» **THE TASK**
Write the records below out again exactly as given, with no images.

----- RECORDS FOR THIS TASK

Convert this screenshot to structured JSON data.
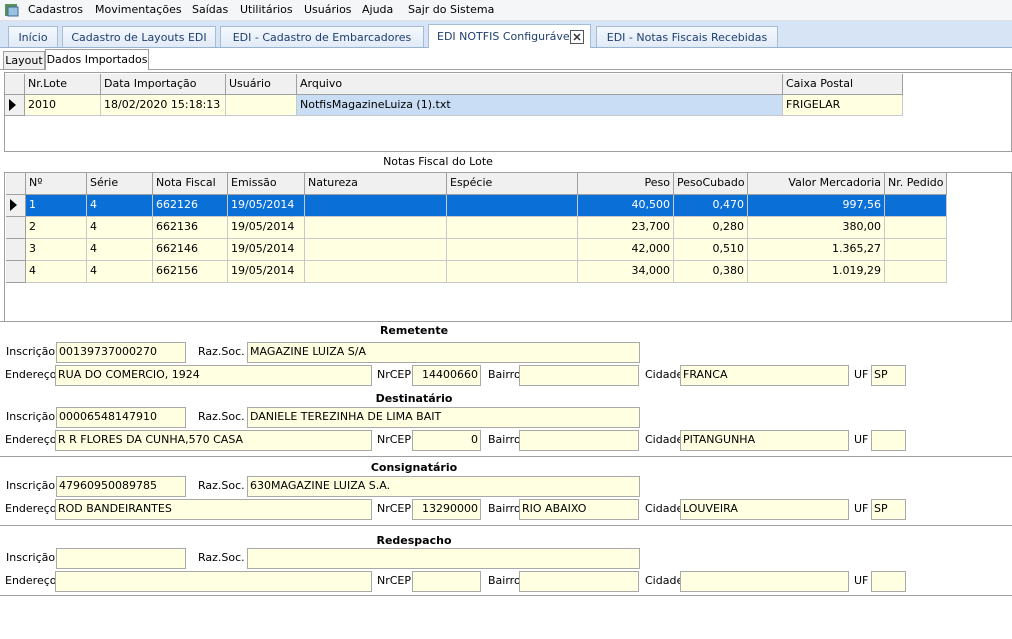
{
  "menu": [
    "Cadastros",
    "Movimentações",
    "Saídas",
    "Utilitários",
    "Usuários",
    "Ajuda",
    "Sajr do Sistema"
  ],
  "tabs": [
    "Início",
    "Cadastro de Layouts EDI",
    "EDI - Cadastro de Embarcadores",
    "EDI NOTFIS Configurável",
    "EDI - Notas Fiscais Recebidas"
  ],
  "subtabs": [
    "Layout",
    "Dados Importados"
  ],
  "lote_table": {
    "columns": [
      "Nr.Lote",
      "Data Importação",
      "Usuário",
      "Arquivo",
      "Caixa Postal"
    ],
    "rows": [
      [
        "2010",
        "18/02/2020 15:18:13",
        null,
        "NotfisMagazineLuiza (1).txt",
        "FRIGELAR"
      ]
    ]
  },
  "notas_title": "Notas Fiscal do Lote",
  "notas_table": {
    "columns": [
      "Nº",
      "Série",
      "Nota Fiscal",
      "Emissão",
      "Natureza",
      "Espécie",
      "Peso",
      "PesoCubado",
      "Valor Mercadoria",
      "Nr. Pedido"
    ],
    "rows": [
      [
        "1",
        "4",
        "662126",
        "19/05/2014",
        null,
        null,
        "40,500",
        "0,470",
        "997,56",
        null
      ],
      [
        "2",
        "4",
        "662136",
        "19/05/2014",
        null,
        null,
        "23,700",
        "0,280",
        "380,00",
        null
      ],
      [
        "3",
        "4",
        "662146",
        "19/05/2014",
        null,
        null,
        "42,000",
        "0,510",
        "1.365,27",
        null
      ],
      [
        "4",
        "4",
        "662156",
        "19/05/2014",
        null,
        null,
        "34,000",
        "0,380",
        "1.019,29",
        null
      ]
    ]
  },
  "field_labels": {
    "inscricao": "Inscrição",
    "raz_soc": "Raz.Soc.",
    "endereco": "Endereço",
    "nr_cep": "NrCEP",
    "bairro": "Bairro",
    "cidade": "Cidade",
    "uf": "UF"
  },
  "sections": [
    {
      "title": "Remetente",
      "inscricao": "00139737000270",
      "raz_soc": "MAGAZINE LUIZA S/A",
      "endereco": "RUA DO COMERCIO, 1924",
      "nr_cep": "14400660",
      "bairro": null,
      "cidade": "FRANCA",
      "uf": "SP"
    },
    {
      "title": "Destinatário",
      "inscricao": "00006548147910",
      "raz_soc": "DANIELE TEREZINHA DE LIMA BAIT",
      "endereco": "R  R FLORES DA CUNHA,570 CASA",
      "nr_cep": "0",
      "bairro": null,
      "cidade": "PITANGUNHA",
      "uf": null
    },
    {
      "title": "Consignatário",
      "inscricao": "47960950089785",
      "raz_soc": "630MAGAZINE LUIZA S.A.",
      "endereco": "ROD BANDEIRANTES",
      "nr_cep": "13290000",
      "bairro": "RIO ABAIXO",
      "cidade": "LOUVEIRA",
      "uf": "SP"
    },
    {
      "title": "Redespacho",
      "inscricao": null,
      "raz_soc": null,
      "endereco": null,
      "nr_cep": null,
      "bairro": null,
      "cidade": null,
      "uf": null
    }
  ]
}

----------

» **FINAL ANSWER**
Convert this screenshot to structured JSON data.
{
  "menu": [
    "Cadastros",
    "Movimentações",
    "Saídas",
    "Utilitários",
    "Usuários",
    "Ajuda",
    "Sajr do Sistema"
  ],
  "tabs": [
    "Início",
    "Cadastro de Layouts EDI",
    "EDI - Cadastro de Embarcadores",
    "EDI NOTFIS Configurável",
    "EDI - Notas Fiscais Recebidas"
  ],
  "subtabs": [
    "Layout",
    "Dados Importados"
  ],
  "lote_table": {
    "columns": [
      "Nr.Lote",
      "Data Importação",
      "Usuário",
      "Arquivo",
      "Caixa Postal"
    ],
    "rows": [
      [
        "2010",
        "18/02/2020 15:18:13",
        null,
        "NotfisMagazineLuiza (1).txt",
        "FRIGELAR"
      ]
    ]
  },
  "notas_title": "Notas Fiscal do Lote",
  "notas_table": {
    "columns": [
      "Nº",
      "Série",
      "Nota Fiscal",
      "Emissão",
      "Natureza",
      "Espécie",
      "Peso",
      "PesoCubado",
      "Valor Mercadoria",
      "Nr. Pedido"
    ],
    "rows": [
      [
        "1",
        "4",
        "662126",
        "19/05/2014",
        null,
        null,
        "40,500",
        "0,470",
        "997,56",
        null
      ],
      [
        "2",
        "4",
        "662136",
        "19/05/2014",
        null,
        null,
        "23,700",
        "0,280",
        "380,00",
        null
      ],
      [
        "3",
        "4",
        "662146",
        "19/05/2014",
        null,
        null,
        "42,000",
        "0,510",
        "1.365,27",
        null
      ],
      [
        "4",
        "4",
        "662156",
        "19/05/2014",
        null,
        null,
        "34,000",
        "0,380",
        "1.019,29",
        null
      ]
    ]
  },
  "field_labels": {
    "inscricao": "Inscrição",
    "raz_soc": "Raz.Soc.",
    "endereco": "Endereço",
    "nr_cep": "NrCEP",
    "bairro": "Bairro",
    "cidade": "Cidade",
    "uf": "UF"
  },
  "sections": [
    {
      "title": "Remetente",
      "inscricao": "00139737000270",
      "raz_soc": "MAGAZINE LUIZA S/A",
      "endereco": "RUA DO COMERCIO, 1924",
      "nr_cep": "14400660",
      "bairro": null,
      "cidade": "FRANCA",
      "uf": "SP"
    },
    {
      "title": "Destinatário",
      "inscricao": "00006548147910",
      "raz_soc": "DANIELE TEREZINHA DE LIMA BAIT",
      "endereco": "R  R FLORES DA CUNHA,570 CASA",
      "nr_cep": "0",
      "bairro": null,
      "cidade": "PITANGUNHA",
      "uf": null
    },
    {
      "title": "Consignatário",
      "inscricao": "47960950089785",
      "raz_soc": "630MAGAZINE LUIZA S.A.",
      "endereco": "ROD BANDEIRANTES",
      "nr_cep": "13290000",
      "bairro": "RIO ABAIXO",
      "cidade": "LOUVEIRA",
      "uf": "SP"
    },
    {
      "title": "Redespacho",
      "inscricao": null,
      "raz_soc": null,
      "endereco": null,
      "nr_cep": null,
      "bairro": null,
      "cidade": null,
      "uf": null
    }
  ]
}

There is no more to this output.